Goal of the exercise: Set out every line bearing the string "Time".

Listed entries:
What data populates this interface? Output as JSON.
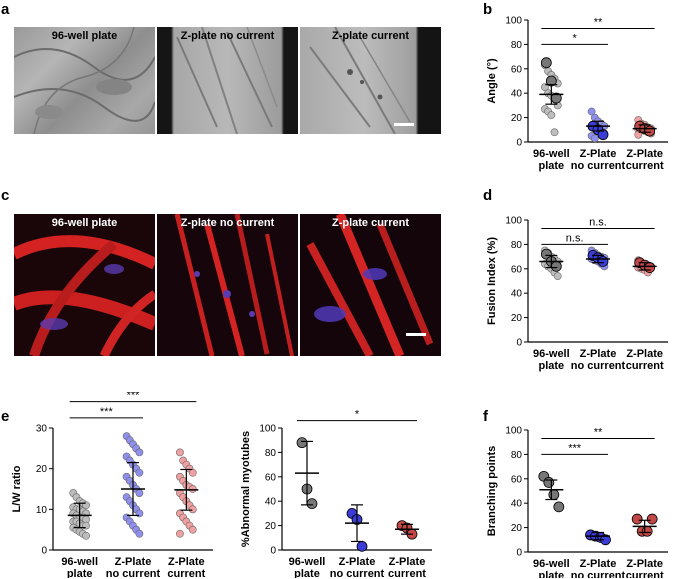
{
  "panels": {
    "a": {
      "letter": "a",
      "titles": [
        "96-well plate",
        "Z-plate no current",
        "Z-plate current"
      ]
    },
    "c": {
      "letter": "c",
      "titles": [
        "96-well plate",
        "Z-plate no current",
        "Z-plate current"
      ]
    },
    "b": {
      "letter": "b"
    },
    "d": {
      "letter": "d"
    },
    "e": {
      "letter": "e"
    },
    "f": {
      "letter": "f"
    }
  },
  "colors": {
    "gray": "#777777",
    "blue": "#3b3bd6",
    "red": "#c24848",
    "gray_light": "#bdbdbd",
    "blue_light": "#8f8fee",
    "red_light": "#f0a0a0"
  },
  "chart_data": [
    {
      "id": "b",
      "type": "scatter",
      "ylabel": "Angle (°)",
      "ylim": [
        0,
        100
      ],
      "yticks": [
        0,
        20,
        40,
        60,
        80,
        100
      ],
      "categories": [
        [
          "96-well",
          "plate"
        ],
        [
          "Z-Plate",
          "no current"
        ],
        [
          "Z-Plate",
          "current"
        ]
      ],
      "mean": [
        39,
        13,
        11
      ],
      "err": [
        8,
        4,
        3
      ],
      "points": [
        [
          63,
          58,
          55,
          52,
          48,
          45,
          40,
          38,
          35,
          30,
          27,
          25,
          22,
          8
        ],
        [
          25,
          20,
          17,
          15,
          13,
          12,
          11,
          10,
          9,
          7,
          5,
          3
        ],
        [
          18,
          15,
          14,
          12,
          11,
          10,
          10,
          9,
          8,
          7,
          6
        ]
      ],
      "big": [
        [
          65,
          50,
          36
        ],
        [
          13,
          10,
          6
        ],
        [
          13,
          11,
          9
        ]
      ],
      "sig": [
        {
          "from": 0,
          "to": 1,
          "label": "*",
          "y": 80
        },
        {
          "from": 0,
          "to": 2,
          "label": "**",
          "y": 93
        }
      ]
    },
    {
      "id": "d",
      "type": "scatter",
      "ylabel": "Fusion Index (%)",
      "ylim": [
        0,
        100
      ],
      "yticks": [
        0,
        20,
        40,
        60,
        80,
        100
      ],
      "categories": [
        [
          "96-well",
          "plate"
        ],
        [
          "Z-Plate",
          "no current"
        ],
        [
          "Z-Plate",
          "current"
        ]
      ],
      "mean": [
        66,
        68,
        62
      ],
      "err": [
        5,
        3,
        3
      ],
      "points": [
        [
          75,
          73,
          70,
          68,
          66,
          64,
          62,
          60,
          57,
          54
        ],
        [
          75,
          73,
          71,
          70,
          69,
          68,
          67,
          66,
          64,
          62
        ],
        [
          67,
          65,
          64,
          63,
          62,
          61,
          60,
          59,
          57
        ]
      ],
      "big": [
        [
          72,
          66,
          62
        ],
        [
          71,
          69,
          66
        ],
        [
          65,
          63,
          61
        ]
      ],
      "sig": [
        {
          "from": 0,
          "to": 1,
          "label": "n.s.",
          "y": 80
        },
        {
          "from": 0,
          "to": 2,
          "label": "n.s.",
          "y": 93
        }
      ]
    },
    {
      "id": "e1",
      "type": "scatter",
      "ylabel": "L/W ratio",
      "ylim": [
        0,
        30
      ],
      "yticks": [
        0,
        10,
        20,
        30
      ],
      "categories": [
        [
          "96-well",
          "plate"
        ],
        [
          "Z-Plate",
          "no current"
        ],
        [
          "Z-Plate",
          "current"
        ]
      ],
      "mean": [
        8.5,
        15,
        14.8
      ],
      "err": [
        3,
        6.5,
        5
      ],
      "points": [
        [
          14,
          13,
          12,
          11.5,
          11,
          10.5,
          10,
          10,
          9.5,
          9,
          9,
          8.5,
          8,
          8,
          7.5,
          7,
          7,
          6.5,
          6,
          6,
          5.5,
          5,
          4.5,
          4,
          3.5
        ],
        [
          28,
          27,
          26,
          25,
          24,
          23,
          22,
          21,
          20,
          19,
          18,
          17,
          16,
          15,
          14,
          13,
          12,
          11,
          10,
          9,
          8,
          7,
          6,
          5,
          4
        ],
        [
          24,
          22,
          21,
          20,
          19,
          18,
          17,
          16,
          15.5,
          15,
          14,
          13,
          12,
          11,
          10,
          9,
          8,
          7,
          6,
          5,
          4
        ]
      ],
      "big": [],
      "sig": [
        {
          "from": 0,
          "to": 1,
          "label": "***",
          "y": 32.5
        },
        {
          "from": 0,
          "to": 2,
          "label": "***",
          "y": 36.5
        }
      ]
    },
    {
      "id": "e2",
      "type": "scatter",
      "ylabel": "%Abnormal myotubes",
      "ylim": [
        0,
        100
      ],
      "yticks": [
        0,
        20,
        40,
        60,
        80,
        100
      ],
      "categories": [
        [
          "96-well",
          "plate"
        ],
        [
          "Z-Plate",
          "no current"
        ],
        [
          "Z-Plate",
          "current"
        ]
      ],
      "mean": [
        63,
        22,
        17
      ],
      "err": [
        26,
        15,
        4
      ],
      "points": [],
      "big": [
        [
          88,
          50,
          38
        ],
        [
          30,
          25,
          3
        ],
        [
          20,
          18,
          13
        ]
      ],
      "sig": [
        {
          "from": 0,
          "to": 2,
          "label": "*",
          "y": 106
        }
      ]
    },
    {
      "id": "f",
      "type": "scatter",
      "ylabel": "Branching points",
      "ylim": [
        0,
        100
      ],
      "yticks": [
        0,
        20,
        40,
        60,
        80,
        100
      ],
      "categories": [
        [
          "96-well",
          "plate"
        ],
        [
          "Z-Plate",
          "no current"
        ],
        [
          "Z-Plate",
          "current"
        ]
      ],
      "mean": [
        51,
        13,
        21
      ],
      "err": [
        8,
        3,
        5
      ],
      "points": [],
      "big": [
        [
          62,
          57,
          47,
          37
        ],
        [
          14,
          13,
          12,
          10
        ],
        [
          27,
          17,
          17,
          27
        ]
      ],
      "sig": [
        {
          "from": 0,
          "to": 1,
          "label": "***",
          "y": 80
        },
        {
          "from": 0,
          "to": 2,
          "label": "**",
          "y": 93
        }
      ]
    }
  ]
}
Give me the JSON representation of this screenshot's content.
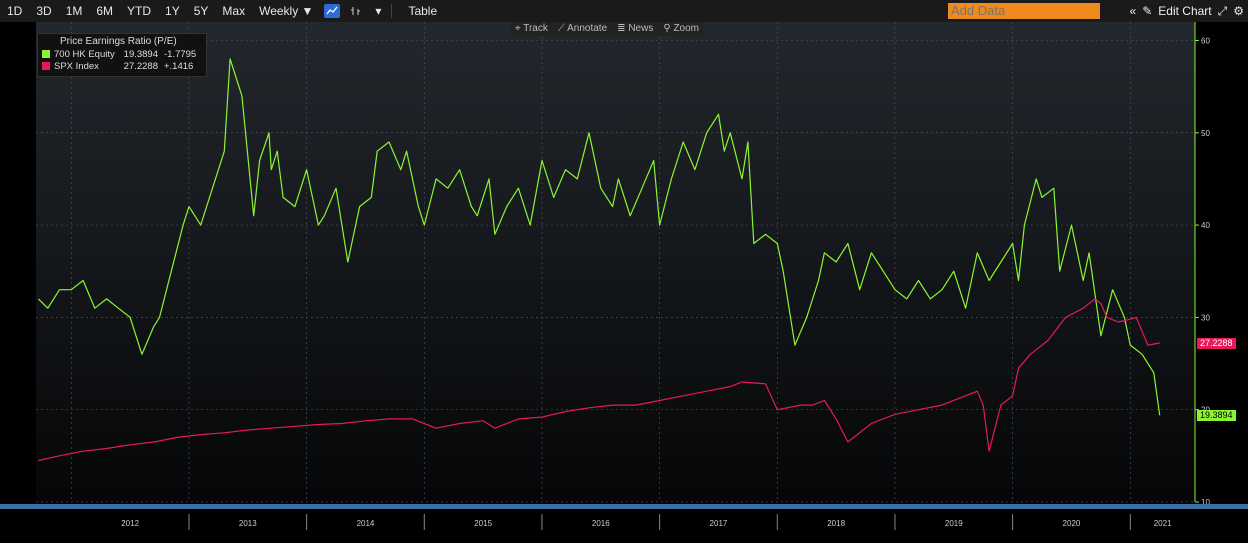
{
  "toolbar": {
    "ranges": [
      "1D",
      "3D",
      "1M",
      "6M",
      "YTD",
      "1Y",
      "5Y",
      "Max"
    ],
    "frequency": "Weekly ▼",
    "dropdown": "▾",
    "table_label": "Table",
    "add_data_placeholder": "Add Data",
    "edit_chart_label": "Edit Chart"
  },
  "top_tools": {
    "track": "Track",
    "annotate": "Annotate",
    "news": "News",
    "zoom": "Zoom"
  },
  "legend": {
    "title": "Price Earnings Ratio (P/E)",
    "series": [
      {
        "name": "700 HK Equity",
        "last": "19.3894",
        "change": "-1.7795",
        "color": "#8cf531"
      },
      {
        "name": "SPX Index",
        "last": "27.2288",
        "change": "+.1416",
        "color": "#e8195a"
      }
    ]
  },
  "last_labels": {
    "tencent": "19.3894",
    "spx": "27.2288"
  },
  "chart_data": {
    "type": "line",
    "title": "Price Earnings Ratio (P/E)",
    "ylim": [
      10,
      62
    ],
    "yticks": [
      10,
      20,
      30,
      40,
      50,
      60
    ],
    "xlim": [
      2011.7,
      2021.55
    ],
    "xticks": [
      "2012",
      "2013",
      "2014",
      "2015",
      "2016",
      "2017",
      "2018",
      "2019",
      "2020",
      "2021"
    ],
    "grid": true,
    "legend_position": "top-left",
    "series": [
      {
        "name": "700 HK Equity",
        "color": "#8cf531",
        "x": [
          2011.72,
          2011.8,
          2011.9,
          2012.0,
          2012.1,
          2012.2,
          2012.3,
          2012.4,
          2012.5,
          2012.6,
          2012.7,
          2012.75,
          2012.85,
          2012.95,
          2013.0,
          2013.1,
          2013.2,
          2013.3,
          2013.35,
          2013.45,
          2013.55,
          2013.6,
          2013.68,
          2013.7,
          2013.75,
          2013.8,
          2013.9,
          2014.0,
          2014.1,
          2014.15,
          2014.25,
          2014.35,
          2014.45,
          2014.55,
          2014.6,
          2014.7,
          2014.8,
          2014.85,
          2014.95,
          2015.0,
          2015.1,
          2015.2,
          2015.3,
          2015.4,
          2015.45,
          2015.55,
          2015.6,
          2015.7,
          2015.8,
          2015.9,
          2016.0,
          2016.1,
          2016.2,
          2016.3,
          2016.4,
          2016.5,
          2016.6,
          2016.65,
          2016.75,
          2016.85,
          2016.95,
          2017.0,
          2017.1,
          2017.2,
          2017.3,
          2017.4,
          2017.5,
          2017.55,
          2017.6,
          2017.7,
          2017.75,
          2017.8,
          2017.9,
          2018.0,
          2018.05,
          2018.15,
          2018.25,
          2018.35,
          2018.4,
          2018.5,
          2018.6,
          2018.7,
          2018.8,
          2018.9,
          2019.0,
          2019.1,
          2019.2,
          2019.3,
          2019.4,
          2019.5,
          2019.6,
          2019.7,
          2019.8,
          2019.9,
          2020.0,
          2020.05,
          2020.1,
          2020.2,
          2020.25,
          2020.35,
          2020.4,
          2020.5,
          2020.6,
          2020.65,
          2020.75,
          2020.85,
          2020.95,
          2021.0,
          2021.1,
          2021.2,
          2021.25
        ],
        "y": [
          32,
          31,
          33,
          33,
          34,
          31,
          32,
          31,
          30,
          26,
          29,
          30,
          35,
          40,
          42,
          40,
          44,
          48,
          58,
          54,
          41,
          47,
          50,
          46,
          48,
          43,
          42,
          46,
          40,
          41,
          44,
          36,
          42,
          43,
          48,
          49,
          46,
          48,
          42,
          40,
          45,
          44,
          46,
          42,
          41,
          45,
          39,
          42,
          44,
          40,
          47,
          43,
          46,
          45,
          50,
          44,
          42,
          45,
          41,
          44,
          47,
          40,
          45,
          49,
          46,
          50,
          52,
          48,
          50,
          45,
          49,
          38,
          39,
          38,
          35,
          27,
          30,
          34,
          37,
          36,
          38,
          33,
          37,
          35,
          33,
          32,
          34,
          32,
          33,
          35,
          31,
          37,
          34,
          36,
          38,
          34,
          40,
          45,
          43,
          44,
          35,
          40,
          34,
          37,
          28,
          33,
          30,
          27,
          26,
          24,
          19.39
        ]
      },
      {
        "name": "SPX Index",
        "color": "#e8195a",
        "x": [
          2011.72,
          2011.9,
          2012.1,
          2012.3,
          2012.5,
          2012.7,
          2012.9,
          2013.1,
          2013.3,
          2013.5,
          2013.7,
          2013.9,
          2014.1,
          2014.3,
          2014.5,
          2014.7,
          2014.9,
          2015.1,
          2015.3,
          2015.5,
          2015.6,
          2015.8,
          2016.0,
          2016.2,
          2016.4,
          2016.6,
          2016.8,
          2017.0,
          2017.2,
          2017.4,
          2017.6,
          2017.7,
          2017.9,
          2018.0,
          2018.2,
          2018.3,
          2018.4,
          2018.5,
          2018.6,
          2018.8,
          2019.0,
          2019.2,
          2019.4,
          2019.6,
          2019.7,
          2019.75,
          2019.8,
          2019.9,
          2020.0,
          2020.05,
          2020.15,
          2020.3,
          2020.45,
          2020.6,
          2020.7,
          2020.75,
          2020.8,
          2020.9,
          2021.0,
          2021.05,
          2021.15,
          2021.25
        ],
        "y": [
          14.5,
          15,
          15.5,
          15.8,
          16.2,
          16.5,
          17,
          17.3,
          17.5,
          17.8,
          18,
          18.2,
          18.4,
          18.5,
          18.8,
          19,
          19,
          18,
          18.5,
          18.8,
          18,
          19,
          19.2,
          19.8,
          20.2,
          20.5,
          20.5,
          21,
          21.5,
          22,
          22.5,
          23,
          22.8,
          20,
          20.5,
          20.5,
          21,
          19,
          16.5,
          18.5,
          19.5,
          20,
          20.5,
          21.5,
          22,
          20.5,
          15.5,
          20.5,
          21.5,
          24.5,
          26,
          27.5,
          30,
          31,
          32,
          31.5,
          30,
          29.5,
          29.8,
          30,
          27,
          27.23
        ]
      }
    ]
  }
}
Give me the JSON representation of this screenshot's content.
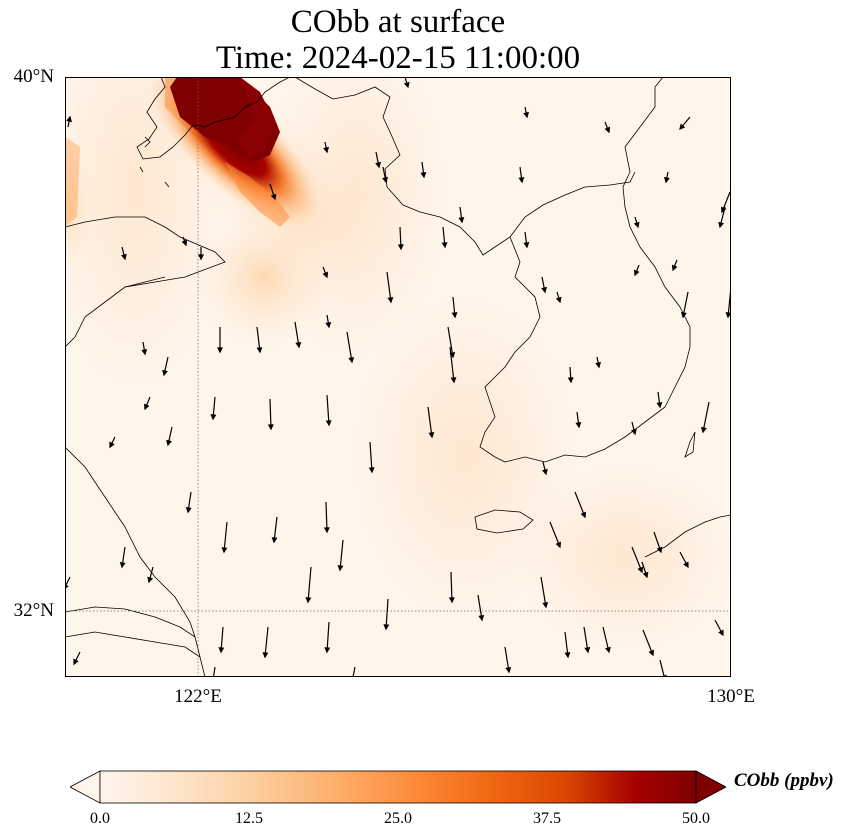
{
  "title": {
    "line1": "CObb at surface",
    "line2": "Time: 2024-02-15 11:00:00"
  },
  "map": {
    "lon_range": [
      119.5,
      130
    ],
    "lat_range": [
      31,
      40
    ],
    "lat_ticks": [
      {
        "value": 40,
        "label": "40°N"
      },
      {
        "value": 32,
        "label": "32°N"
      }
    ],
    "lon_ticks": [
      {
        "value": 122,
        "label": "122°E"
      },
      {
        "value": 130,
        "label": "130°E"
      }
    ],
    "gridlines": "dotted at 122°E and 32°N",
    "variable": "CObb",
    "units": "ppbv",
    "plume": "high concentration (above 50 ppbv) in the northwest corner near 122–123°E, 38.5–40°N, fading southeastward",
    "wind_vectors": "mostly northerly (pointing south)"
  },
  "colorbar": {
    "label": "CObb (ppbv)",
    "min": 0,
    "max": 50,
    "ticks": [
      "0.0",
      "12.5",
      "25.0",
      "37.5",
      "50.0"
    ],
    "colormap": [
      "#fff5eb",
      "#fee6ce",
      "#fdd0a2",
      "#fdae6b",
      "#fd8d3c",
      "#f16913",
      "#d94801",
      "#a50000",
      "#7f0000"
    ],
    "extend": "both"
  }
}
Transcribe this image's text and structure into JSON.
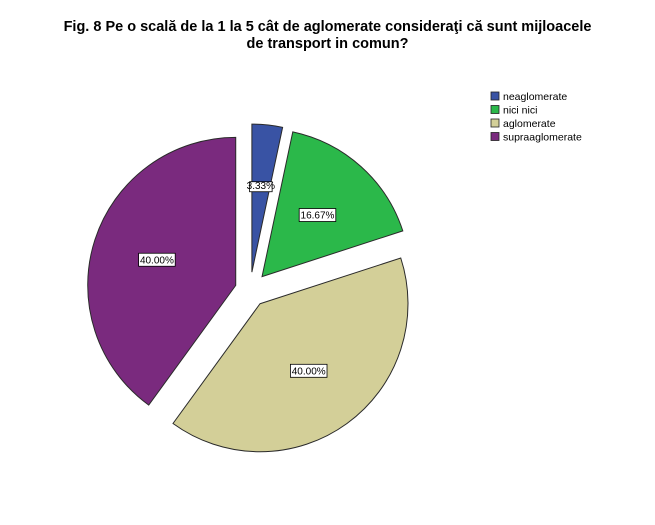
{
  "chart_data": {
    "type": "pie",
    "title_line1": "Fig. 8  Pe o scală de la 1 la 5 cât de aglomerate consideraţi că sunt mijloacele",
    "title_line2": "de transport in comun?",
    "categories": [
      "neaglomerate",
      "nici nici",
      "aglomerate",
      "supraaglomerate"
    ],
    "values": [
      3.33,
      16.67,
      40.0,
      40.0
    ],
    "value_labels": [
      "3.33%",
      "16.67%",
      "40.00%",
      "40.00%"
    ],
    "colors": [
      "#3953a4",
      "#2bb84a",
      "#d3cf98",
      "#7a2a7e"
    ],
    "exploded": true,
    "legend_position": "top-right"
  }
}
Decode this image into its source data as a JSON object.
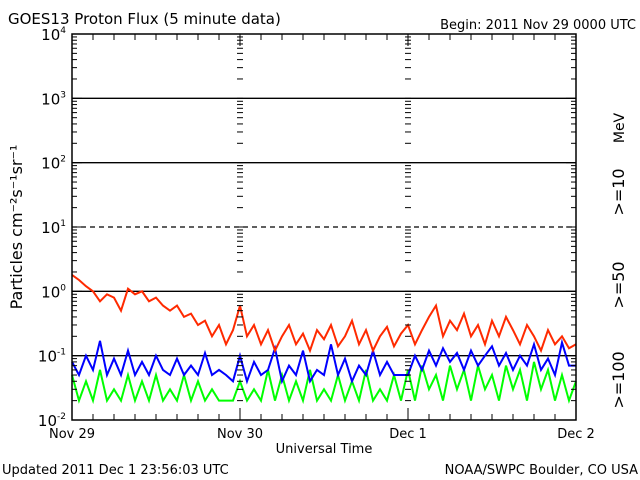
{
  "chart_data": {
    "type": "line",
    "title": "GOES13 Proton Flux (5 minute data)",
    "begin_label": "Begin: 2011 Nov 29 0000 UTC",
    "xlabel": "Universal Time",
    "ylabel": "Particles cm⁻²s⁻¹sr⁻¹",
    "yscale": "log",
    "ylim": [
      0.01,
      10000
    ],
    "y_ticks": [
      {
        "value": 10000,
        "base": "10",
        "exp": "4"
      },
      {
        "value": 1000,
        "base": "10",
        "exp": "3"
      },
      {
        "value": 100,
        "base": "10",
        "exp": "2"
      },
      {
        "value": 10,
        "base": "10",
        "exp": "1"
      },
      {
        "value": 1,
        "base": "10",
        "exp": "0"
      },
      {
        "value": 0.1,
        "base": "10",
        "exp": "-1"
      },
      {
        "value": 0.01,
        "base": "10",
        "exp": "-2"
      }
    ],
    "xlim_hours": [
      0,
      72
    ],
    "x_ticks": [
      {
        "hour": 0,
        "label": "Nov 29"
      },
      {
        "hour": 24,
        "label": "Nov 30"
      },
      {
        "hour": 48,
        "label": "Dec 1"
      },
      {
        "hour": 72,
        "label": "Dec 2"
      }
    ],
    "grid": {
      "solid": [
        1000,
        100,
        1,
        0.1
      ],
      "dashed": [
        10
      ]
    },
    "units_label": "MeV",
    "series": [
      {
        "name": ">=10",
        "color": "#ff2a00",
        "values": [
          1.8,
          1.5,
          1.2,
          1.0,
          0.7,
          0.9,
          0.8,
          0.5,
          1.1,
          0.9,
          1.0,
          0.7,
          0.8,
          0.6,
          0.5,
          0.6,
          0.4,
          0.45,
          0.3,
          0.35,
          0.2,
          0.3,
          0.15,
          0.25,
          0.6,
          0.2,
          0.3,
          0.15,
          0.25,
          0.12,
          0.2,
          0.3,
          0.15,
          0.22,
          0.12,
          0.25,
          0.18,
          0.3,
          0.14,
          0.2,
          0.35,
          0.15,
          0.25,
          0.12,
          0.2,
          0.28,
          0.14,
          0.22,
          0.3,
          0.15,
          0.25,
          0.4,
          0.6,
          0.2,
          0.35,
          0.25,
          0.45,
          0.2,
          0.3,
          0.15,
          0.35,
          0.2,
          0.4,
          0.25,
          0.15,
          0.3,
          0.2,
          0.12,
          0.25,
          0.15,
          0.2,
          0.13,
          0.15
        ]
      },
      {
        "name": ">=50",
        "color": "#0000ff",
        "values": [
          0.08,
          0.05,
          0.1,
          0.06,
          0.17,
          0.05,
          0.09,
          0.05,
          0.12,
          0.05,
          0.08,
          0.05,
          0.1,
          0.06,
          0.05,
          0.09,
          0.05,
          0.07,
          0.05,
          0.11,
          0.05,
          0.06,
          0.05,
          0.04,
          0.1,
          0.04,
          0.08,
          0.05,
          0.06,
          0.13,
          0.04,
          0.07,
          0.05,
          0.12,
          0.04,
          0.06,
          0.05,
          0.15,
          0.05,
          0.09,
          0.04,
          0.07,
          0.05,
          0.12,
          0.05,
          0.08,
          0.05,
          0.05,
          0.05,
          0.1,
          0.06,
          0.12,
          0.07,
          0.13,
          0.08,
          0.11,
          0.06,
          0.12,
          0.07,
          0.1,
          0.14,
          0.07,
          0.11,
          0.06,
          0.1,
          0.07,
          0.15,
          0.06,
          0.09,
          0.05,
          0.16,
          0.07,
          0.07
        ]
      },
      {
        "name": ">=100",
        "color": "#00ff00",
        "values": [
          0.05,
          0.02,
          0.04,
          0.02,
          0.06,
          0.02,
          0.03,
          0.02,
          0.05,
          0.02,
          0.04,
          0.02,
          0.05,
          0.02,
          0.03,
          0.02,
          0.05,
          0.02,
          0.04,
          0.02,
          0.03,
          0.02,
          0.02,
          0.02,
          0.04,
          0.02,
          0.03,
          0.02,
          0.06,
          0.02,
          0.05,
          0.02,
          0.04,
          0.02,
          0.06,
          0.02,
          0.03,
          0.02,
          0.05,
          0.02,
          0.04,
          0.02,
          0.06,
          0.02,
          0.03,
          0.02,
          0.05,
          0.02,
          0.06,
          0.02,
          0.07,
          0.03,
          0.05,
          0.02,
          0.07,
          0.03,
          0.06,
          0.02,
          0.07,
          0.03,
          0.05,
          0.02,
          0.07,
          0.03,
          0.06,
          0.02,
          0.08,
          0.03,
          0.06,
          0.02,
          0.05,
          0.02,
          0.04
        ]
      }
    ]
  },
  "footer": {
    "updated": "Updated 2011 Dec  1 23:56:03 UTC",
    "credit": "NOAA/SWPC Boulder, CO USA"
  }
}
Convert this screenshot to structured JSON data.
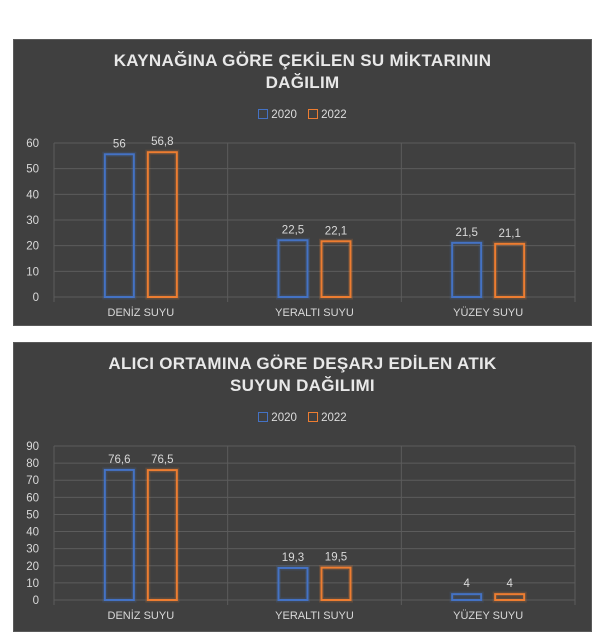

Exercise answer:
    "line2": "Time: 2024-02-15 11:00:00"
    "xlabel": "Universal Time",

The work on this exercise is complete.